* WRITTEN PROBLEM: Reproduce unchanged every line of the material from the one containing "y-tick-label: 80,00% [46,173,134,199]" down to the one containing "y-tick-label: 90,00% [46,92,134,118]", with both of those lines included.

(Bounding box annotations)
>> START

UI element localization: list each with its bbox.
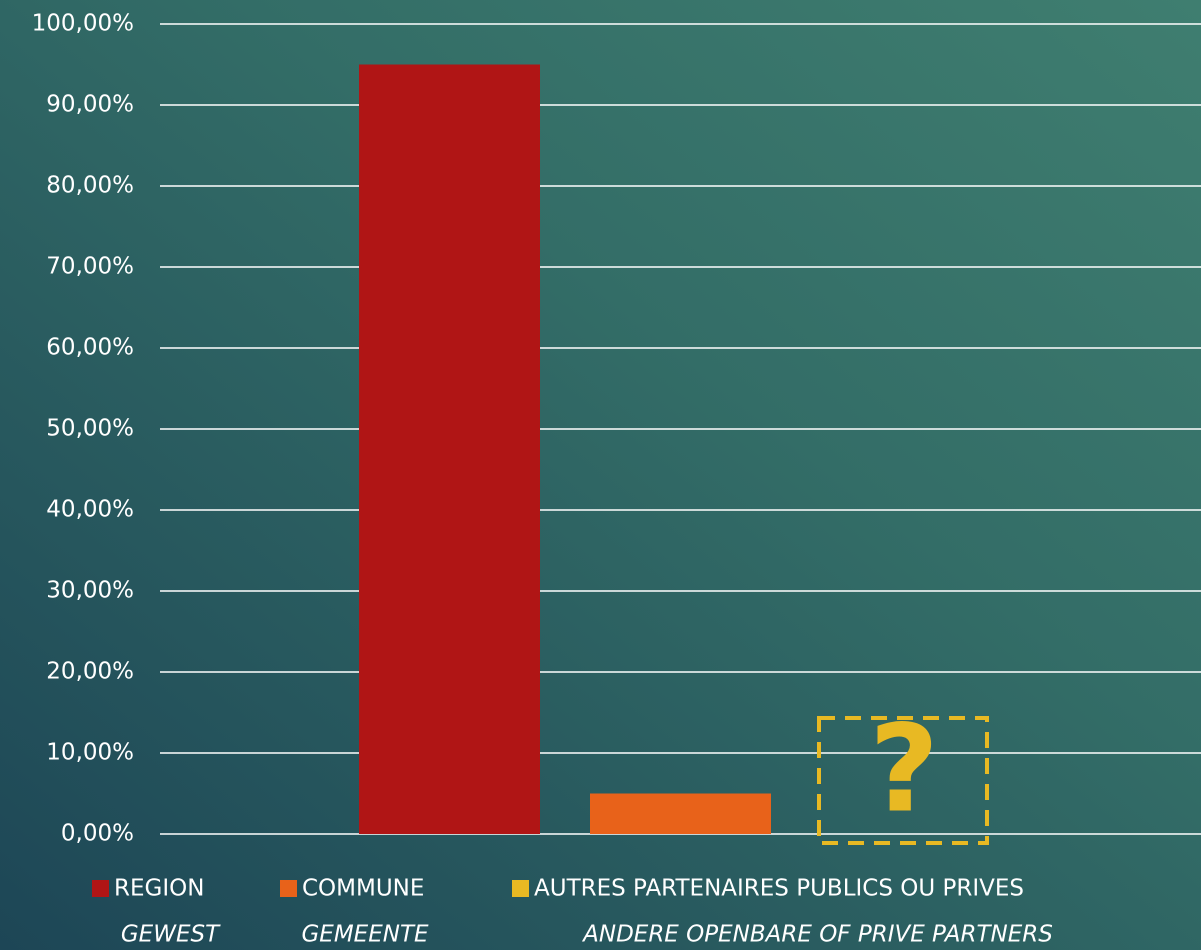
y-tick-label: 80,00% [46,173,134,199]
y-tick-label: 30,00% [46,578,134,604]
bar [590,793,771,834]
y-tick-label: 100,00% [32,11,134,37]
legend-label: COMMUNE [302,876,424,902]
annotation: ? [869,701,939,840]
legend-swatch [92,880,109,897]
y-tick-label: 0,00% [61,821,134,847]
legend-label: AUTRES PARTENAIRES PUBLICS OU PRIVES [534,876,1024,902]
legend-sublabel: GEWEST [121,922,221,948]
legend-swatch [280,880,297,897]
bar [359,64,540,834]
y-tick-label: 20,00% [46,659,134,685]
legend-sublabel: ANDERE OPENBARE OF PRIVE PARTNERS [581,922,1053,948]
y-tick-label: 40,00% [46,497,134,523]
y-tick-label: 60,00% [46,335,134,361]
y-tick-label: 50,00% [46,416,134,442]
legend-swatch [512,880,529,897]
legend-sublabel: GEMEENTE [301,922,429,948]
y-tick-label: 90,00% [46,92,134,118]
y-tick-label: 70,00% [46,254,134,280]
unknown-box [817,716,989,845]
y-tick-label: 10,00% [46,740,134,766]
legend-label: REGION [114,876,204,902]
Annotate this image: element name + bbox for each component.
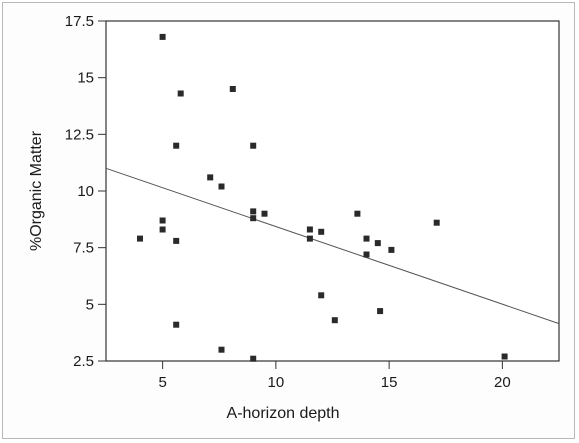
y-axis-title: %Organic Matter: [28, 130, 45, 251]
data-point: [306, 235, 313, 242]
data-point: [159, 217, 166, 224]
data-point: [318, 292, 325, 299]
x-tick-label: 20: [494, 374, 511, 391]
data-point: [250, 142, 257, 149]
data-point: [363, 251, 370, 258]
chart-frame: 5 10 15 20 2.5 5 7.5 10 12.5 15 17.5 A-horizon de…: [2, 2, 575, 439]
data-points: [137, 33, 508, 362]
data-point: [207, 174, 214, 181]
y-tick-label: 15: [77, 70, 94, 87]
y-tick-label: 7.5: [73, 240, 94, 257]
x-tick-label: 10: [268, 374, 285, 391]
data-point: [173, 321, 180, 328]
data-point: [173, 237, 180, 244]
data-point: [306, 226, 313, 233]
data-point: [250, 355, 257, 362]
y-tick-label: 12.5: [65, 126, 94, 143]
y-tick-label: 2.5: [73, 353, 94, 370]
data-point: [363, 235, 370, 242]
data-point: [250, 208, 257, 215]
data-point: [377, 308, 384, 315]
data-point: [229, 86, 236, 92]
regression-line: [105, 167, 560, 325]
data-point: [177, 90, 184, 97]
data-point: [318, 228, 325, 235]
data-point: [433, 219, 440, 226]
plot-area: [105, 20, 560, 362]
y-axis: 2.5 5 7.5 10 12.5 15 17.5: [65, 13, 106, 370]
data-point: [250, 215, 257, 222]
data-point: [388, 246, 395, 253]
scatter-chart: 5 10 15 20 2.5 5 7.5 10 12.5 15 17.5 A-horizon de…: [28, 13, 560, 422]
x-tick-label: 15: [381, 374, 398, 391]
data-point: [173, 142, 180, 149]
data-point: [218, 346, 225, 353]
x-tick-label: 5: [158, 374, 166, 391]
x-axis: 5 10 15 20: [158, 361, 511, 391]
data-point: [331, 317, 338, 324]
data-point: [218, 183, 225, 190]
y-tick-label: 10: [77, 183, 94, 200]
y-tick-label: 17.5: [65, 13, 94, 30]
data-point: [159, 33, 166, 40]
x-axis-title: A-horizon depth: [227, 405, 340, 422]
data-point: [354, 210, 361, 217]
data-point: [374, 240, 381, 247]
y-tick-label: 5: [86, 296, 94, 313]
data-point: [501, 353, 508, 360]
data-point: [137, 235, 143, 242]
data-point: [261, 210, 268, 217]
data-point: [159, 226, 166, 233]
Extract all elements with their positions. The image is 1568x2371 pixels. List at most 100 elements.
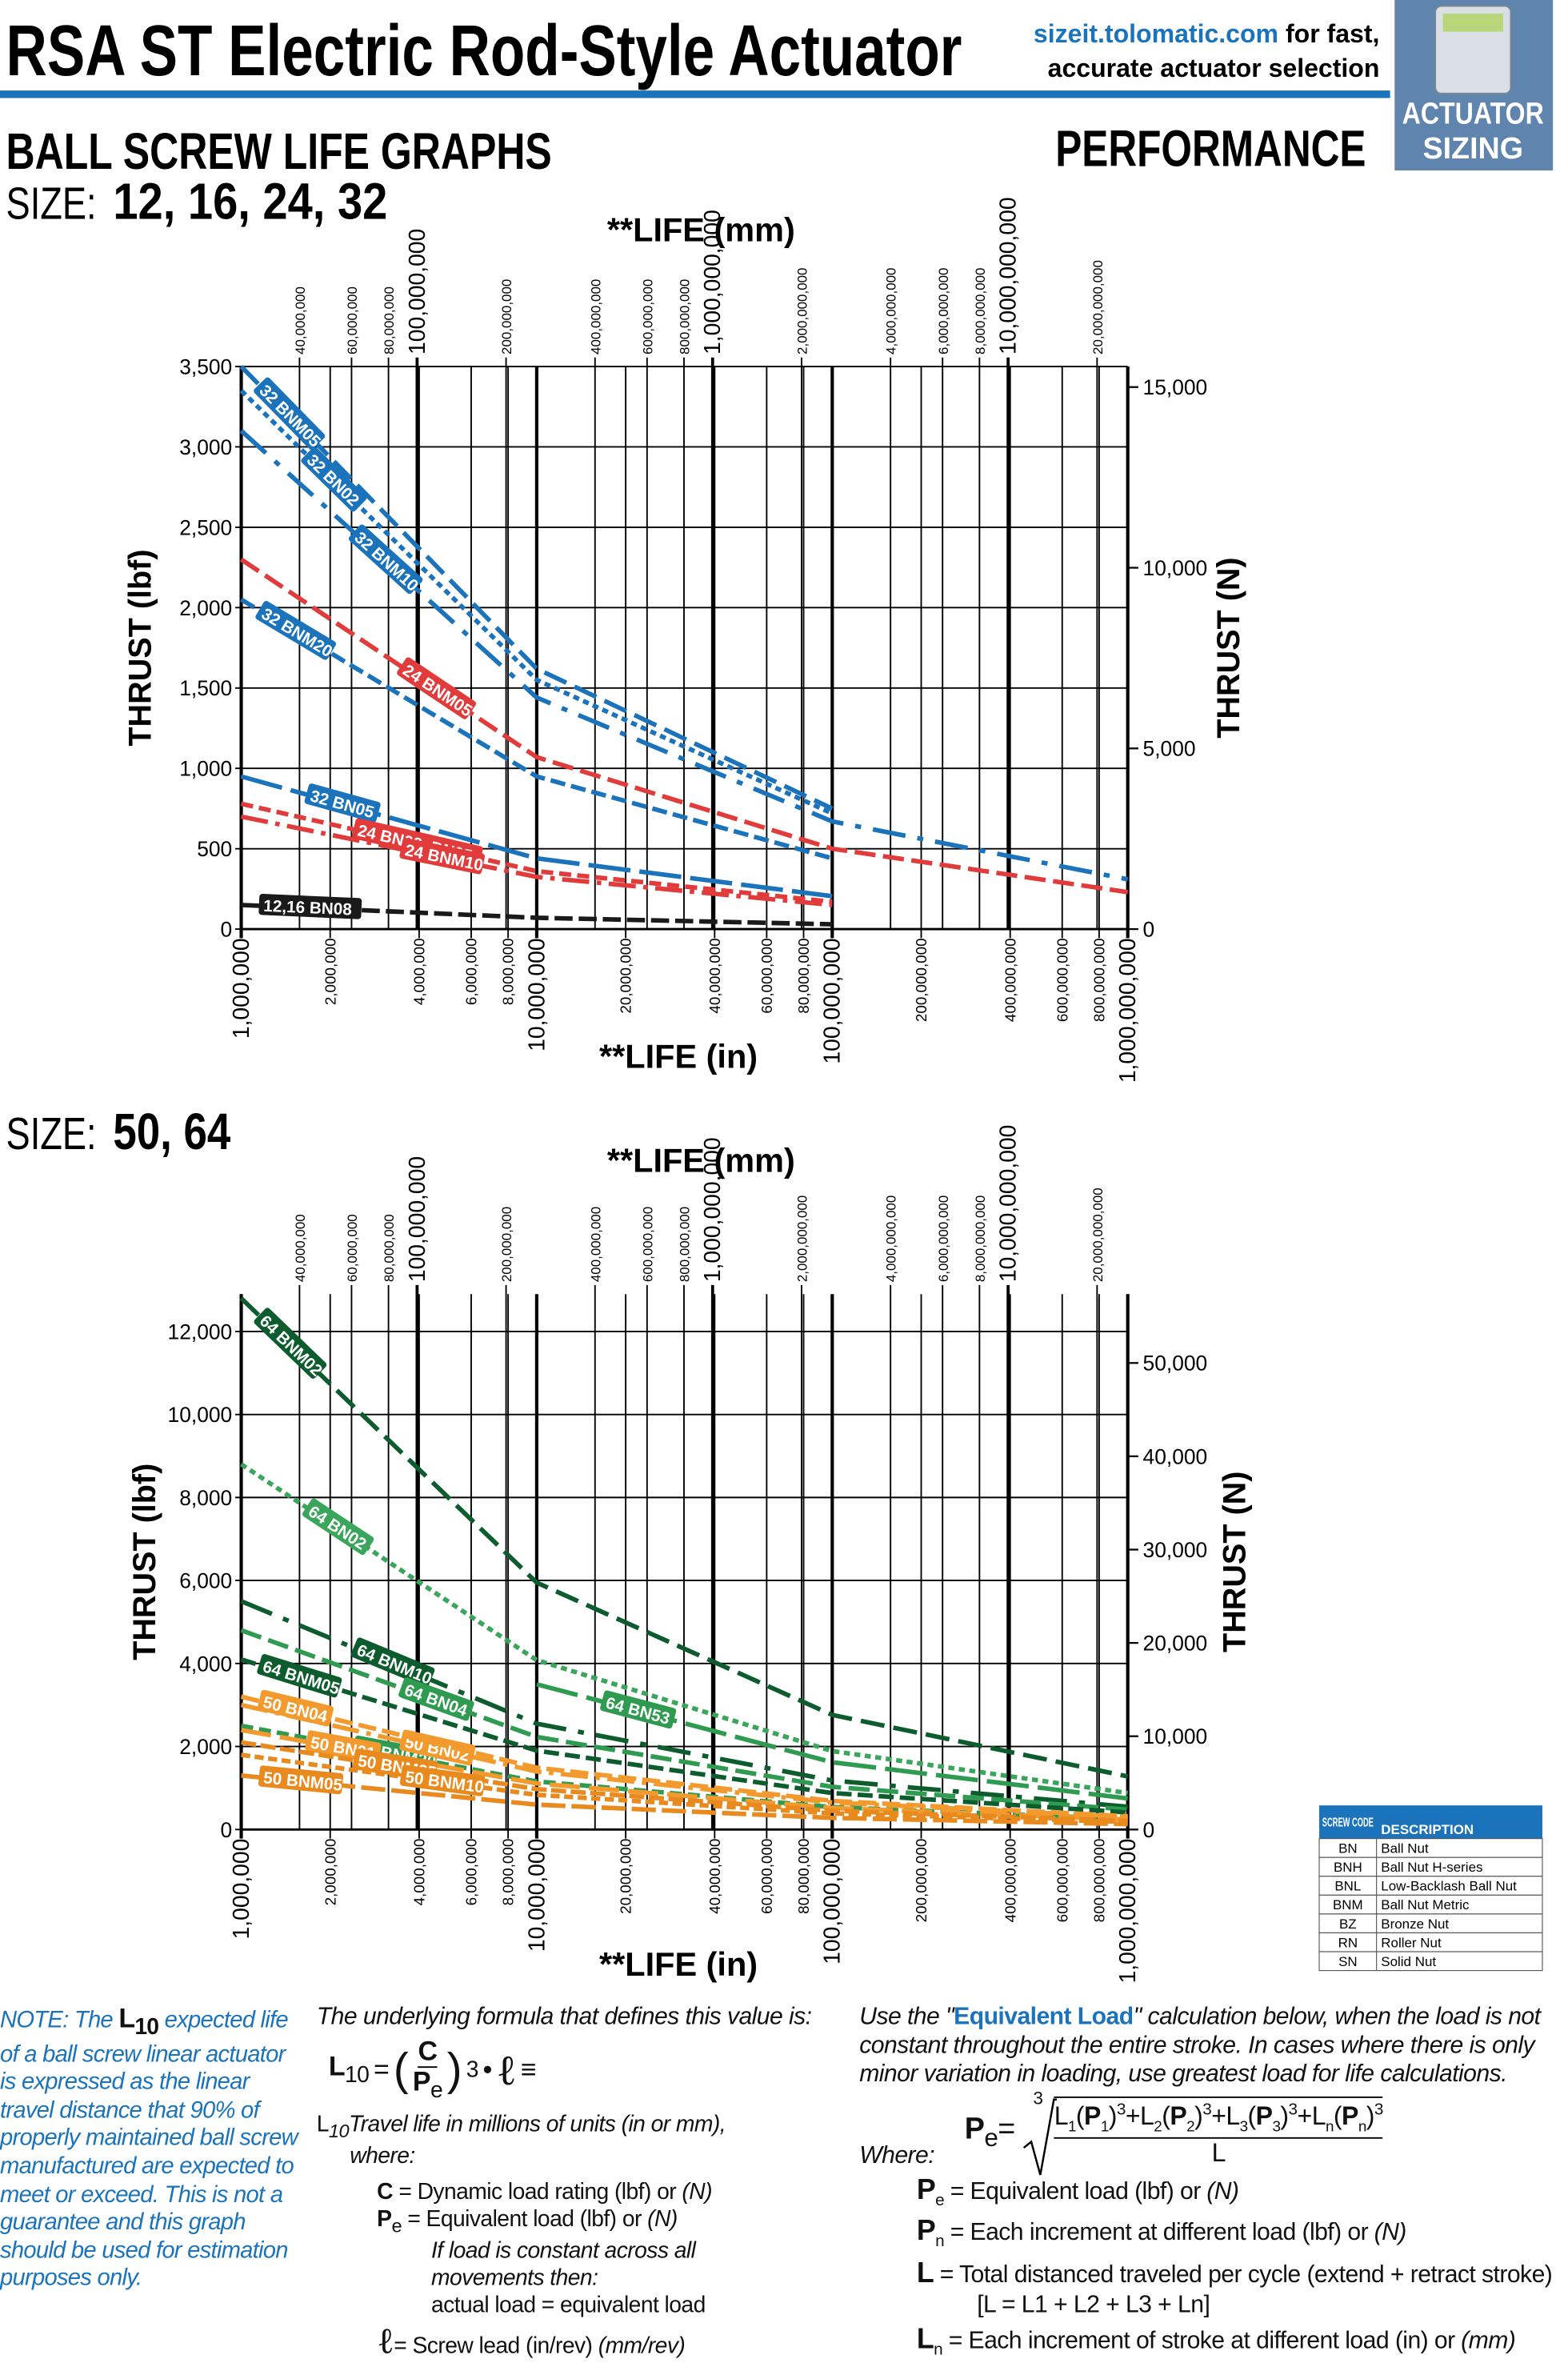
y-tick-label: 6,000 — [179, 1569, 232, 1593]
screw-code-table: SCREW CODE DESCRIPTION BN Ball Nut BNH Ball N… — [1318, 1805, 1543, 1972]
subtitle: 50, 64 — [113, 1103, 230, 1160]
eq-op: ( — [1075, 2101, 1085, 2131]
f-op: • — [482, 2054, 493, 2085]
formula-block: The underlying formula that defines this… — [317, 2005, 852, 2364]
y-axis-title: THRUST (lbf) — [127, 1464, 162, 1660]
series-label-box — [258, 894, 362, 919]
def-sub: e — [935, 2191, 945, 2210]
def-unit: (N) — [1206, 2179, 1239, 2205]
x-tick-label: 200,000,000 — [913, 938, 930, 1022]
legend-entry: 12,16 BN08 — [263, 897, 352, 919]
f-frac: C Pe — [413, 2036, 443, 2103]
table-cell: BN — [1338, 1841, 1358, 1856]
eq-term: Equivalent Load — [954, 2004, 1134, 2031]
eq-sub: 3 — [1272, 2119, 1281, 2136]
x-tick-label: 10,000,000 — [523, 1839, 549, 1952]
y-tick-label: 500 — [197, 837, 232, 861]
eq-def: Ln = Each increment of stroke at differen… — [917, 2325, 1568, 2361]
y-tick-label: 10,000 — [168, 1403, 233, 1427]
series-label-box — [600, 1690, 677, 1729]
x2-tick-label: 200,000,000 — [499, 279, 514, 354]
equivalent-column: Use the "Equivalent Load" calculation be… — [859, 2003, 1568, 2361]
y2-tick-label: 10,000 — [1143, 556, 1208, 580]
radical-sign — [1023, 2098, 1058, 2176]
x-tick-label: 100,000,000 — [819, 1839, 845, 1964]
f-lead: ℓ — [496, 2045, 517, 2096]
x-axis-title: **LIFE (in) — [599, 1945, 758, 1983]
series-label: 32 BN05 — [304, 783, 381, 823]
eq-op: ) — [1194, 2101, 1203, 2131]
x-tick-label: 2,000,000 — [322, 1839, 338, 1906]
y-tick-label: 2,500 — [179, 515, 232, 539]
y-tick-label: 3,000 — [179, 435, 232, 459]
link[interactable]: sizeit.tolomatic.com — [1034, 19, 1278, 48]
table-cell: Roller Nut — [1381, 1935, 1442, 1950]
y2-tick-label: 0 — [1143, 917, 1155, 941]
eq-root-index: 3 — [1033, 2087, 1043, 2109]
x-tick-label: 80,000,000 — [795, 938, 812, 1013]
def-l10: L10Travel life in millions of units (in … — [317, 2113, 852, 2172]
eq-op: + — [1125, 2101, 1141, 2131]
f-num: C — [418, 2036, 438, 2069]
eq-intro-pre: Use the " — [859, 2004, 954, 2031]
table-cell: SN — [1338, 1954, 1358, 1969]
eq-term-l: L — [1054, 2101, 1069, 2131]
y2-axis-title: THRUST (N) — [1218, 1472, 1253, 1652]
page-title: RSA ST Electric Rod-Style Actuator — [6, 10, 962, 91]
series-label-box — [257, 1654, 342, 1698]
x2-tick-label: 60,000,000 — [345, 286, 360, 354]
eq-exp: 3 — [1374, 2101, 1384, 2120]
def-where: where: — [350, 2144, 415, 2170]
f-lhs: L — [328, 2051, 346, 2082]
eq-op: ) — [1366, 2101, 1375, 2131]
def-lead: ℓ= Screw lead (in/rev) (mm/rev) — [377, 2321, 852, 2364]
table-header-text: SCREW CODE — [1322, 1816, 1374, 1830]
x-tick-label: 20,000,000 — [618, 1839, 634, 1914]
y-tick-label: 0 — [221, 917, 233, 941]
eq-root: 3 L1(P1)3+L2(P2)3+L3(P3)3+Ln(Pn)3 L — [1021, 2088, 1384, 2176]
eq-sub: 1 — [1067, 2119, 1077, 2136]
eq-intro: Use the "Equivalent Load" calculation be… — [859, 2003, 1568, 2089]
x2-tick-label: 200,000,000 — [499, 1207, 514, 1282]
series-label: 64 BNM10 — [350, 1637, 435, 1688]
def-text: = Equivalent load (lbf) or — [407, 2207, 642, 2233]
eq-defs: Pe = Equivalent load (lbf) or (N) Pn = Each … — [917, 2174, 1568, 2361]
def-text: = Equivalent load (lbf) or — [950, 2179, 1202, 2205]
formula: L10 = ( C Pe ) 3 • ℓ ≡ — [328, 2036, 852, 2103]
def-note: If load is constant across all movements… — [431, 2238, 696, 2292]
eq-op: ) — [1280, 2101, 1289, 2131]
note-prefix: NOTE: The — [0, 2007, 114, 2033]
eq-term-p: P — [1170, 2101, 1187, 2131]
f-sub: 10 — [345, 2062, 370, 2089]
series-label: 32 BN02 — [301, 447, 367, 512]
eq-num: L1(P1)3+L2(P2)3+L3(P3)3+Ln(Pn)3 — [1054, 2101, 1384, 2139]
series-line — [240, 1694, 1128, 1819]
x-tick-label: 6,000,000 — [463, 1839, 480, 1906]
eq-formula: Where: Pe= 3 L1(P1)3+L2(P2)3+L3(P3)3+Ln(… — [859, 2088, 1568, 2176]
l-sub: 10 — [134, 2014, 159, 2041]
table-cell: Ball Nut Metric — [1381, 1897, 1470, 1912]
eq-lhs: Pe= — [965, 2112, 1016, 2154]
def-sub: 10 — [328, 2121, 350, 2143]
x-tick-label: 8,000,000 — [500, 938, 517, 1005]
eq-op: + — [1211, 2101, 1226, 2131]
def-text: = Each increment of stroke at different … — [948, 2329, 1456, 2356]
x-tick-label: 1,000,000,000 — [1114, 1839, 1140, 1984]
x-tick-label: 4,000,000 — [411, 938, 428, 1005]
def-text: = Dynamic load rating (lbf) or — [398, 2180, 677, 2206]
x-tick-label: 20,000,000 — [618, 938, 634, 1013]
def-unit: (N) — [647, 2207, 678, 2233]
y2-tick-label: 0 — [1143, 1818, 1155, 1842]
def-text: = Total distanced traveled per cycle (ex… — [939, 2261, 1553, 2288]
badge-text: SIZING — [1422, 131, 1523, 165]
legend-entry: 64 BNM02 — [256, 1312, 326, 1380]
eq-frac: L1(P1)3+L2(P2)3+L3(P3)3+Ln(Pn)3 L — [1054, 2096, 1384, 2169]
def-text: = Each increment at different load (lbf)… — [950, 2220, 1369, 2246]
x2-tick-label: 2,000,000,000 — [795, 1196, 810, 1282]
series-line — [240, 1657, 1128, 1815]
eq-sub: n — [1358, 2119, 1367, 2136]
def-sym: ℓ — [377, 2320, 394, 2363]
x2-tick-label: 60,000,000 — [345, 1214, 360, 1282]
def-text: [L = L1 + L2 + L3 + Ln] — [977, 2293, 1210, 2319]
series-line — [240, 1628, 1128, 1812]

>> END

* THE ANSWER:
y-tick-label: 80,00% [46,173,134,199]
y-tick-label: 30,00% [46,578,134,604]
bar [590,793,771,834]
y-tick-label: 100,00% [32,11,134,37]
legend-label: COMMUNE [302,876,424,902]
annotation: ? [869,701,939,840]
legend-swatch [92,880,109,897]
y-tick-label: 0,00% [61,821,134,847]
legend-label: AUTRES PARTENAIRES PUBLICS OU PRIVES [534,876,1024,902]
legend-sublabel: GEWEST [121,922,221,948]
legend-swatch [280,880,297,897]
bar [359,64,540,834]
y-tick-label: 20,00% [46,659,134,685]
legend-sublabel: ANDERE OPENBARE OF PRIVE PARTNERS [581,922,1053,948]
y-tick-label: 40,00% [46,497,134,523]
y-tick-label: 60,00% [46,335,134,361]
y-tick-label: 50,00% [46,416,134,442]
legend-swatch [512,880,529,897]
legend-sublabel: GEMEENTE [301,922,429,948]
y-tick-label: 90,00% [46,92,134,118]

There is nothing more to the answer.